> **TO BE DONE**
Rewrite the entries from the first line through the line containing "y-tick-label: 5 xyxy=(14,195,20,206)", switching every "PERCENTILE" to "PCTL" and leaving everything else as it is.
........
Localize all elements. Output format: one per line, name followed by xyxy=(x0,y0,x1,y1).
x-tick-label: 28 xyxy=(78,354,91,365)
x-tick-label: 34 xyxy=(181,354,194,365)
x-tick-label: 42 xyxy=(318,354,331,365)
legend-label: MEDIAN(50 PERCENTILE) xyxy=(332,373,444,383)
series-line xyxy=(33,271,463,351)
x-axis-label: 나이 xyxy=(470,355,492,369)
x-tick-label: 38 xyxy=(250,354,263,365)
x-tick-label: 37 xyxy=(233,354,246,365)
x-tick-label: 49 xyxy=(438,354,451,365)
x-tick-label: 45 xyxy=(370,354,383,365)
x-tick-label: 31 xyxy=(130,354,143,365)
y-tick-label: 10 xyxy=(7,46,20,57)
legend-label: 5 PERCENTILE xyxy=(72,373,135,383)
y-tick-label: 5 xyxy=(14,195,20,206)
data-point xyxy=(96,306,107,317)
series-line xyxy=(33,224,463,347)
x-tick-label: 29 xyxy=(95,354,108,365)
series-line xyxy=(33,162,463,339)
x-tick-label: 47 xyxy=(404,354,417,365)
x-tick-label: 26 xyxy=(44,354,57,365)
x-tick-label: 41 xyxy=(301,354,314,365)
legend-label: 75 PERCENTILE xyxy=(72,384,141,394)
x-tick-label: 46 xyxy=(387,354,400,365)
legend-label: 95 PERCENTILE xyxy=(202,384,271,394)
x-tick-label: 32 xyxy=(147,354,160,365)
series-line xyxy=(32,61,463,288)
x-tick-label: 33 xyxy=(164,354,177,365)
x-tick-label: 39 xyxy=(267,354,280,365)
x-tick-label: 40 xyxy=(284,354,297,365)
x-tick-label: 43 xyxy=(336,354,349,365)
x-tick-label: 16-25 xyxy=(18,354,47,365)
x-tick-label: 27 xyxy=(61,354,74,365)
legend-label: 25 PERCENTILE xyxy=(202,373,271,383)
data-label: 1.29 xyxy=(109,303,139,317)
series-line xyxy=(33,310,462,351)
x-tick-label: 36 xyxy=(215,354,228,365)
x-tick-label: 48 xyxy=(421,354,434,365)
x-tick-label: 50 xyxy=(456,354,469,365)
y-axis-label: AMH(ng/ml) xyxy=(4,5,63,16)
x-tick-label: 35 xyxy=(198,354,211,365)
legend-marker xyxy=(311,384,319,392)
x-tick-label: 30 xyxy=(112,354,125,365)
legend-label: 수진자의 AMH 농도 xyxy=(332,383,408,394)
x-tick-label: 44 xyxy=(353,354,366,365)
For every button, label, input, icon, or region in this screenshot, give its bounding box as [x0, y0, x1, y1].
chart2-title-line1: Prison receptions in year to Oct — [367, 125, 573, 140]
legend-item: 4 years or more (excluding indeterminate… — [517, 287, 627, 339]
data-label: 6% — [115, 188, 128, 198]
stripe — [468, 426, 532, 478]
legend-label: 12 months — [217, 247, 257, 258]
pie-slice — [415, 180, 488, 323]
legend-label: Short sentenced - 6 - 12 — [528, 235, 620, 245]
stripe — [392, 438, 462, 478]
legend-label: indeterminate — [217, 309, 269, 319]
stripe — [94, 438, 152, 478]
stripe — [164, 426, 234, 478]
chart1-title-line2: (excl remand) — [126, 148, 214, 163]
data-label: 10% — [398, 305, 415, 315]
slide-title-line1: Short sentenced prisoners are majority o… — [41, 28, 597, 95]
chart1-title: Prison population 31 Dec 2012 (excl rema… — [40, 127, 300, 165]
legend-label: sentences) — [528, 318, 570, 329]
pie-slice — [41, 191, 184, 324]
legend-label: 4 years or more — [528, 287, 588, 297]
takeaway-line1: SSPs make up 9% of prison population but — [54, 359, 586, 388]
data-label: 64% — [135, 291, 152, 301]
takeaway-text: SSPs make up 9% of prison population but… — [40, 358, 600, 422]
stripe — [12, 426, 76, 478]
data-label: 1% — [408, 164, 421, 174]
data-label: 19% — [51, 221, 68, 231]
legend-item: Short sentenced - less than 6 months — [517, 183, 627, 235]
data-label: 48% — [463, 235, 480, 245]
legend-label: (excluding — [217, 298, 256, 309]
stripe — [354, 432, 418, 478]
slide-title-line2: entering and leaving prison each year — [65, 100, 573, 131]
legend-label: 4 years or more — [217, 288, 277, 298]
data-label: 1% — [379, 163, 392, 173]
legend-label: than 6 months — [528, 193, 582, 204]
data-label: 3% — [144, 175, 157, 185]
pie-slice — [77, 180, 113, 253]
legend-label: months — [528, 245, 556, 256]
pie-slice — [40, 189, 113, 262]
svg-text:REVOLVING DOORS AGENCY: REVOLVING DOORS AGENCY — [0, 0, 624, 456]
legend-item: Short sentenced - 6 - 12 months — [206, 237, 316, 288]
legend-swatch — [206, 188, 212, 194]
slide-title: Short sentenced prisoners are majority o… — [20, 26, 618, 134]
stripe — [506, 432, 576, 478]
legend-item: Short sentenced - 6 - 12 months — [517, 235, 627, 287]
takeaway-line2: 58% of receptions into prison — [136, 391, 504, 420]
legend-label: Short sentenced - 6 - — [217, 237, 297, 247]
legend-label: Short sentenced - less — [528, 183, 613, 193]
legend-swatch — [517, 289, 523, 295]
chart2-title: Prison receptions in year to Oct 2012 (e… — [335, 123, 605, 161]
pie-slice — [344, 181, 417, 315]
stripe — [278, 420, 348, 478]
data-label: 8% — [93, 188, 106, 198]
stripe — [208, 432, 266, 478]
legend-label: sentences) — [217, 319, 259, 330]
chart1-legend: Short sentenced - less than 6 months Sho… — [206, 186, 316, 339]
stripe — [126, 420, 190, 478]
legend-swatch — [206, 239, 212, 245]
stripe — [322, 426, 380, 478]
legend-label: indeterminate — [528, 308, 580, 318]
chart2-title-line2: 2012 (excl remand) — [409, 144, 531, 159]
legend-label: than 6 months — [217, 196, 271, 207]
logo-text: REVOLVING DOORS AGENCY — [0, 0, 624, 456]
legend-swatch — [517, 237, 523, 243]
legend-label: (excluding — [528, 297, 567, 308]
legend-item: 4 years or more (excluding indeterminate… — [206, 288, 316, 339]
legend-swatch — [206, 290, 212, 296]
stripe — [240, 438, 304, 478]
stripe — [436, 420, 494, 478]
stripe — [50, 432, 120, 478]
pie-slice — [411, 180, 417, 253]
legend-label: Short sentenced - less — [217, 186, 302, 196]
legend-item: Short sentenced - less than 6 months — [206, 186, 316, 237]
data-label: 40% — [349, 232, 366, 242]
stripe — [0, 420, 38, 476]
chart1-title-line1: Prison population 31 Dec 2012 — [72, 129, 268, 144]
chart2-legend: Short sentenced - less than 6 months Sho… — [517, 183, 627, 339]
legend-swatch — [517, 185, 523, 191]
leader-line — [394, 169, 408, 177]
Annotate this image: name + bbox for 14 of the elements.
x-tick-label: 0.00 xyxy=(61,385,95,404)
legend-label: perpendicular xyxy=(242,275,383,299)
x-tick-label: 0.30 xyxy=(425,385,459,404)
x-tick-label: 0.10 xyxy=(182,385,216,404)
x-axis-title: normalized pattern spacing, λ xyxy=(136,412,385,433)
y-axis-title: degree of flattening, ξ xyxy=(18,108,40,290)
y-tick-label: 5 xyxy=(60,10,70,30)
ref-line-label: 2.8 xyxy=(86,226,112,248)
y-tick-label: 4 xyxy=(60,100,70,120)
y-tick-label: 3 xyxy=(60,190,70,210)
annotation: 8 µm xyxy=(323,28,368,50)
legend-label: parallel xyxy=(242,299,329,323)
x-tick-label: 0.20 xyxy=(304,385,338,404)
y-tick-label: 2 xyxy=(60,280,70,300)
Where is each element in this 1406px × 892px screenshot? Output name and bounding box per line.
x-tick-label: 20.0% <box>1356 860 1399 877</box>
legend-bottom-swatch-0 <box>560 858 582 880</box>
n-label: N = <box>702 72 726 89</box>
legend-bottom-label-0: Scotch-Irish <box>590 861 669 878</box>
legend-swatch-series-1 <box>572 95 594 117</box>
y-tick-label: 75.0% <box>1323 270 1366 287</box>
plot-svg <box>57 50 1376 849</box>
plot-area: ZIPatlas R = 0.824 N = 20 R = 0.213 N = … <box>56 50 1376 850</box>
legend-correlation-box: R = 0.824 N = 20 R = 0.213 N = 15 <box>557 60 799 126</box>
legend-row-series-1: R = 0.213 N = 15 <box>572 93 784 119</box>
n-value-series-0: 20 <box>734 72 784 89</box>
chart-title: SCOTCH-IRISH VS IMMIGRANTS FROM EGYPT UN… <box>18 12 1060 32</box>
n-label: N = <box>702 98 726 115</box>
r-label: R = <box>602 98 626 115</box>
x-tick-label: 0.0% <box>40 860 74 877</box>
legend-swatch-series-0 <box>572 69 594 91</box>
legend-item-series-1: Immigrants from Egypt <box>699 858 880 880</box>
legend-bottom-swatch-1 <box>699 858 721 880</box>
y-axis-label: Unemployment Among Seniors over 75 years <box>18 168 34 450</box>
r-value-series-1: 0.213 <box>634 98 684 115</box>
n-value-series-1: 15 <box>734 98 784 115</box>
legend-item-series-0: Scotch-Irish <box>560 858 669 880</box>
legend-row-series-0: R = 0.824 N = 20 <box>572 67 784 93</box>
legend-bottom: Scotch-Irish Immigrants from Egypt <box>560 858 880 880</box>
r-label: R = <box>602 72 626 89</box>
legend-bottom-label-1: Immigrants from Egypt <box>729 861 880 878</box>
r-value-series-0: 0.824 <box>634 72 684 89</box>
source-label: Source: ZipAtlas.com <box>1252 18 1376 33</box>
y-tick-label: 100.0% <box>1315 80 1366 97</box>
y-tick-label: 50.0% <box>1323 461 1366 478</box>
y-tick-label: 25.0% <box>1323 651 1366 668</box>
........
> **SOLUTION BELOW**
Localize all elements. Output format: one per line, name followed by xyxy=(x0,y0,x1,y1).
x-tick-label: 28 xyxy=(78,354,91,365)
x-tick-label: 34 xyxy=(181,354,194,365)
x-tick-label: 42 xyxy=(318,354,331,365)
legend-label: MEDIAN(50 PCTL) xyxy=(332,373,444,383)
series-line xyxy=(33,271,463,351)
x-axis-label: 나이 xyxy=(470,355,492,369)
x-tick-label: 38 xyxy=(250,354,263,365)
x-tick-label: 37 xyxy=(233,354,246,365)
x-tick-label: 49 xyxy=(438,354,451,365)
x-tick-label: 45 xyxy=(370,354,383,365)
x-tick-label: 31 xyxy=(130,354,143,365)
y-tick-label: 10 xyxy=(7,46,20,57)
legend-label: 5 PCTL xyxy=(72,373,135,383)
y-tick-label: 5 xyxy=(14,195,20,206)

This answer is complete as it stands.